- _GOAL OF THE EXERCISE_
Copy out all lines of the records in which the word "icon" appears.
BEGIN EXCERPTED DATA
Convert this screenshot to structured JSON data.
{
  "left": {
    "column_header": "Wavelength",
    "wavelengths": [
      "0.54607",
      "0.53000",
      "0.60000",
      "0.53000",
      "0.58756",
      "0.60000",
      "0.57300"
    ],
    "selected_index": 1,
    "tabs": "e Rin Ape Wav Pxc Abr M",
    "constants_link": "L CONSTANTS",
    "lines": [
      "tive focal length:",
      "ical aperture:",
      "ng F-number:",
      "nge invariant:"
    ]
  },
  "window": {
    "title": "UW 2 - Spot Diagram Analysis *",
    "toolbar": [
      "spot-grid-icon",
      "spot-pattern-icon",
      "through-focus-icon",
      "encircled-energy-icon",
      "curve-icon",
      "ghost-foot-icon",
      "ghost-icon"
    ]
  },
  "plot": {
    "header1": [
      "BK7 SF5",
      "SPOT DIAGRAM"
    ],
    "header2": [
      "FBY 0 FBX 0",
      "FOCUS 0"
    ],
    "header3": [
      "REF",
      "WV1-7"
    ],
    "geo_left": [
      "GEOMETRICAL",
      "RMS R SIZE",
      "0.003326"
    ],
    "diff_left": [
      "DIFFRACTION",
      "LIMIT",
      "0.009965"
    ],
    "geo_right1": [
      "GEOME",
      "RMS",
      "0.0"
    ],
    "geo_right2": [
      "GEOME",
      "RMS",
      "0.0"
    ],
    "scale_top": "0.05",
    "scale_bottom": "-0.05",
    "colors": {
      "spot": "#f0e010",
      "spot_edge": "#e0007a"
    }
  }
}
END EXCERPTED DATA
- _ANSWER TO THE EXERCISE_
      "spot-grid-icon",
      "spot-pattern-icon",
      "through-focus-icon",
      "encircled-energy-icon",
      "curve-icon",
      "ghost-foot-icon",
      "ghost-icon"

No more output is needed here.